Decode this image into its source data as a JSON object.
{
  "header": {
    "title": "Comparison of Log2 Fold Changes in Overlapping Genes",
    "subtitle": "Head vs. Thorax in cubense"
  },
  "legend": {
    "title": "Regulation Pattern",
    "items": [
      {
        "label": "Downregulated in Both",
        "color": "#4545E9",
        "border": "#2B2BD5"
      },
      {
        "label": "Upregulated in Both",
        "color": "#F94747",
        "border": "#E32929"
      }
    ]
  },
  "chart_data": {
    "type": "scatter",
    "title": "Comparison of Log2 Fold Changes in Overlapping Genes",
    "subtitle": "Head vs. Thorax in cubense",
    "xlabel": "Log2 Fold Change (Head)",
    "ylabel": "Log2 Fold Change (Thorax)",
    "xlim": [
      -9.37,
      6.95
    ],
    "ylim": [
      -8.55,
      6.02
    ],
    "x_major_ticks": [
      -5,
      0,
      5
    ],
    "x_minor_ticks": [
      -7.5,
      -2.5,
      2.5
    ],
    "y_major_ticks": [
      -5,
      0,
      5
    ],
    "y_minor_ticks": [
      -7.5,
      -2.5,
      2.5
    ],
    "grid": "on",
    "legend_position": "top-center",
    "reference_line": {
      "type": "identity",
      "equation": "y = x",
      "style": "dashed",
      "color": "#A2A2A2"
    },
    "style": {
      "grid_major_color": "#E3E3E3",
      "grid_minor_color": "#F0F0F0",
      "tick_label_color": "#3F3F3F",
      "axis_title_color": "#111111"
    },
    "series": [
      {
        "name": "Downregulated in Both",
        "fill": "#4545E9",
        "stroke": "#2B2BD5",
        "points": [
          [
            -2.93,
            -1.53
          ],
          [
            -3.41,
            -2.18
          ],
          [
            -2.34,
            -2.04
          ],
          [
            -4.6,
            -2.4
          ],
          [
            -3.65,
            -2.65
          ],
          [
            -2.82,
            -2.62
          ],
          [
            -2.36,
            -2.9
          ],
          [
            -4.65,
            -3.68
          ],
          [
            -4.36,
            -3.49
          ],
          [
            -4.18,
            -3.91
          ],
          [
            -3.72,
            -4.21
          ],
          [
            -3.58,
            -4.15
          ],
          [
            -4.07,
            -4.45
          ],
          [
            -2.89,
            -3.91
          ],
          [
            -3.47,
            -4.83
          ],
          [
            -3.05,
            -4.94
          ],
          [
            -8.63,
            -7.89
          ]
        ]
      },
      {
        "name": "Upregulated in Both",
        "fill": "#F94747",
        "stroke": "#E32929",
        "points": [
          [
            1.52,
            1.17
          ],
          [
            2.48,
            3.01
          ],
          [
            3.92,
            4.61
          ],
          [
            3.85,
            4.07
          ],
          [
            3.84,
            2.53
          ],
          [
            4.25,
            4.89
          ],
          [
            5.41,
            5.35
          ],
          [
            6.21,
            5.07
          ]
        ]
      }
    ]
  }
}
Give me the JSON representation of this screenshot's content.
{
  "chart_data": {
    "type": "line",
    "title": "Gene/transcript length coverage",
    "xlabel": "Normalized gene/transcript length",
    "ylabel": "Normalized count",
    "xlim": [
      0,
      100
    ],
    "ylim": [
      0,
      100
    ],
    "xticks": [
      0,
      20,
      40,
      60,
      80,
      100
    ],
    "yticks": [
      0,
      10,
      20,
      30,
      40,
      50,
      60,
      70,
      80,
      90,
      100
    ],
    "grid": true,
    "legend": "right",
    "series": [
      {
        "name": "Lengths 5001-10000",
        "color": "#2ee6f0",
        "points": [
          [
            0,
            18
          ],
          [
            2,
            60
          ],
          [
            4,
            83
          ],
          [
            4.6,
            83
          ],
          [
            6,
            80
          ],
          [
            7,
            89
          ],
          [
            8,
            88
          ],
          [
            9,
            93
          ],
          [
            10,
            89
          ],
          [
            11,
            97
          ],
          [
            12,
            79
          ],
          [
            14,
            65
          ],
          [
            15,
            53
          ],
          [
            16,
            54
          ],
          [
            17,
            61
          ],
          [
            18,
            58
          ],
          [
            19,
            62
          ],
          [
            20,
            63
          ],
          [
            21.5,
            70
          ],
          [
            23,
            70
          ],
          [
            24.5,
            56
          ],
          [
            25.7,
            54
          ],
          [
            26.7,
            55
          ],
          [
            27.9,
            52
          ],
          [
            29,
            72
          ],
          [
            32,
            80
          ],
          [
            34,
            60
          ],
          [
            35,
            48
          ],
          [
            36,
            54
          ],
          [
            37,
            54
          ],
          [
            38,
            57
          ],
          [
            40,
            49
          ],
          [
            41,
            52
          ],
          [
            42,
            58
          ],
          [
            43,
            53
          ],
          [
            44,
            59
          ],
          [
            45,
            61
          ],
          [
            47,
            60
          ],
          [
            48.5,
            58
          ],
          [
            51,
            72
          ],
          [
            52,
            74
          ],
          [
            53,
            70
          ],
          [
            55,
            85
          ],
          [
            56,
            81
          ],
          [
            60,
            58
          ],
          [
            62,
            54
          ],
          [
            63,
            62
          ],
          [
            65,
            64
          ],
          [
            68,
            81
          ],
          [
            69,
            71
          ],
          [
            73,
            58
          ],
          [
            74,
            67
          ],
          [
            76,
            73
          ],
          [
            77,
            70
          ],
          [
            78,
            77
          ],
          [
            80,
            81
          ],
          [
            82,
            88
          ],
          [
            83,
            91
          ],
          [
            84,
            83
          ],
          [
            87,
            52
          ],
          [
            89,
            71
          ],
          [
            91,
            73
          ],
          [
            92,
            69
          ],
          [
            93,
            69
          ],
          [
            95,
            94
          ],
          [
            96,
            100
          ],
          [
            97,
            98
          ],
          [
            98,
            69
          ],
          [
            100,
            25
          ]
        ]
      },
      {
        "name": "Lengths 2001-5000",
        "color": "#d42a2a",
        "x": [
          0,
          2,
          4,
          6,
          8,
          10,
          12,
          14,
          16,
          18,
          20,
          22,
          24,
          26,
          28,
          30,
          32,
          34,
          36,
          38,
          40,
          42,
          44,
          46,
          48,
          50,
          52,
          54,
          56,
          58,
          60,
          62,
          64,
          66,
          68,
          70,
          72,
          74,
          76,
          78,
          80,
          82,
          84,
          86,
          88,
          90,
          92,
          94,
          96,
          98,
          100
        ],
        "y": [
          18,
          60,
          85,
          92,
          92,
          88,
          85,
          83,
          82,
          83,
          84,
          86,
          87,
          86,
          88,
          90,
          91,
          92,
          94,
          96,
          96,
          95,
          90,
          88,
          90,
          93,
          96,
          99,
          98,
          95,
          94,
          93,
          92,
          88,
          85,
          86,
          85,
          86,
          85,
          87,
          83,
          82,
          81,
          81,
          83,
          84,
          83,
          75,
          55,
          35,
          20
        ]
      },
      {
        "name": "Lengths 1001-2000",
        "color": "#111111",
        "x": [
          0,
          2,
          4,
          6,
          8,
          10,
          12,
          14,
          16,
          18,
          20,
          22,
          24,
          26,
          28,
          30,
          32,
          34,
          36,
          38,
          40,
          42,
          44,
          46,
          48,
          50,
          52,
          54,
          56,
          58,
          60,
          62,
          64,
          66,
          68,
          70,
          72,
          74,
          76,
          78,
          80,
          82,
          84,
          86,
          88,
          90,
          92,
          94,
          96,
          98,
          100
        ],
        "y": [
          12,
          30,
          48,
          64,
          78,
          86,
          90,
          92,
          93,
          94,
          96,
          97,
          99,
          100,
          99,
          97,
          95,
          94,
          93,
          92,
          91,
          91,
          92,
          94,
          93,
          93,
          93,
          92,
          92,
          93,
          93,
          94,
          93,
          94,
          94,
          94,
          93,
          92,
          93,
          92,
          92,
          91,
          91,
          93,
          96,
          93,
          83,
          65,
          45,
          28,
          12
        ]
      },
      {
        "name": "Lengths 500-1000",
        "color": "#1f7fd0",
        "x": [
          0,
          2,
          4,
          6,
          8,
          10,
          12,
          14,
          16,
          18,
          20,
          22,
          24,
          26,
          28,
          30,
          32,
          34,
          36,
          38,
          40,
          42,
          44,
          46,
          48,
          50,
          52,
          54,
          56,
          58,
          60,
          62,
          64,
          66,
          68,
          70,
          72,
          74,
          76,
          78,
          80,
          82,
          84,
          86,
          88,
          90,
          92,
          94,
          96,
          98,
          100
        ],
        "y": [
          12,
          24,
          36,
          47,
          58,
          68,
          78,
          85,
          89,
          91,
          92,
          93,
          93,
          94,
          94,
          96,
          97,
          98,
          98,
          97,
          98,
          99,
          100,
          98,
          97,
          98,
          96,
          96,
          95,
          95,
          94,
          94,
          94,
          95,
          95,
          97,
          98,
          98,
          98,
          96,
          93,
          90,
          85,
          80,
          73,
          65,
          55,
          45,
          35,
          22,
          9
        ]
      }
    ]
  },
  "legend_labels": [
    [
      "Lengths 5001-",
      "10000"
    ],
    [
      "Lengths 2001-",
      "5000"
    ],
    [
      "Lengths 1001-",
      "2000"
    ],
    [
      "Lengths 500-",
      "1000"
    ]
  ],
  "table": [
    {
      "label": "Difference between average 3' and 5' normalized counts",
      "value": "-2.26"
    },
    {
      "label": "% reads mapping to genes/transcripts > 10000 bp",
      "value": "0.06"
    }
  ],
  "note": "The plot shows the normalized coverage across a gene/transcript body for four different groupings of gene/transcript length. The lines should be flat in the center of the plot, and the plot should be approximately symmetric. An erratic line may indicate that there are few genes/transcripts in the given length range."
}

-*-

TASK DESCRIPTION:
The lines that mention the word "this" should be pulled from the records above.

PROBLEM SOLUTION:
Decode this image into its source data as a JSON object.
Give me the JSON representation of this screenshot's content.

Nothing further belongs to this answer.